Do this - Copy every line from the material below that holds "text".

━━━ Task input

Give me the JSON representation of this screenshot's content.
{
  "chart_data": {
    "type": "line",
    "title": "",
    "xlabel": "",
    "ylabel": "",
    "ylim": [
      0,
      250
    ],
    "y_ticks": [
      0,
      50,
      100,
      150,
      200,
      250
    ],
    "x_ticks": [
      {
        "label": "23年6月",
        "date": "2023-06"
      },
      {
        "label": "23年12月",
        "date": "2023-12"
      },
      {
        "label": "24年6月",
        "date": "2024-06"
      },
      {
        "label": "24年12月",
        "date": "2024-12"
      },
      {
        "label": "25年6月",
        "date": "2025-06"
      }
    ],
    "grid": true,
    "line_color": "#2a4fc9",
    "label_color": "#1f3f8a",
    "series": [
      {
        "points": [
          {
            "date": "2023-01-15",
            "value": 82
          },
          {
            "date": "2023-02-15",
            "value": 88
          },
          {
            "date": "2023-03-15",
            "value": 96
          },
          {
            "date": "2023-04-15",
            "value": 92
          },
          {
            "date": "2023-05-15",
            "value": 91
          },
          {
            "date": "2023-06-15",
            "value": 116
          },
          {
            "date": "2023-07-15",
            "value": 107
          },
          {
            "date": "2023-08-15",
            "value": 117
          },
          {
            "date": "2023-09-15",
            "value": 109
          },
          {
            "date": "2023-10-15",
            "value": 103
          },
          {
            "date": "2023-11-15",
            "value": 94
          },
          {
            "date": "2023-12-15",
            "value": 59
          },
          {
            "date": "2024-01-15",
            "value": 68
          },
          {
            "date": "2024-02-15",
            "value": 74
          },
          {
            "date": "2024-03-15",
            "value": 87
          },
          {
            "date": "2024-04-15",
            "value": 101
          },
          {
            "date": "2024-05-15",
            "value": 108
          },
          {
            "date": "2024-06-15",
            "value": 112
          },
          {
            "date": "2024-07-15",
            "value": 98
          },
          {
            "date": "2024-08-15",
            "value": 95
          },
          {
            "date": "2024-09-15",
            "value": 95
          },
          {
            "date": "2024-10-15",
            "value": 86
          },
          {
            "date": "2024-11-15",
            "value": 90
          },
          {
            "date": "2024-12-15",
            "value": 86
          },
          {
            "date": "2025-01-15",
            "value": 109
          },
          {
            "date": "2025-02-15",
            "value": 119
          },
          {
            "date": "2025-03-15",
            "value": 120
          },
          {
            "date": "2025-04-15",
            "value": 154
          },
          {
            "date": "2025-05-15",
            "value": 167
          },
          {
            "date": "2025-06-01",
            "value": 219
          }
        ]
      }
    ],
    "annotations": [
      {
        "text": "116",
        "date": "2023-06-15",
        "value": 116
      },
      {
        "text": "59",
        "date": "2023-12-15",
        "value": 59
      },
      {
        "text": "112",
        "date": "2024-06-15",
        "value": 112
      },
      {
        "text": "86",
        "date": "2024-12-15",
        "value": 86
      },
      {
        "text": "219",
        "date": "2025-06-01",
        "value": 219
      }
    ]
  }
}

━━━━━━

The solution -
        "text": "116",
        "text": "59",
        "text": "112",
        "text": "86",
        "text": "219",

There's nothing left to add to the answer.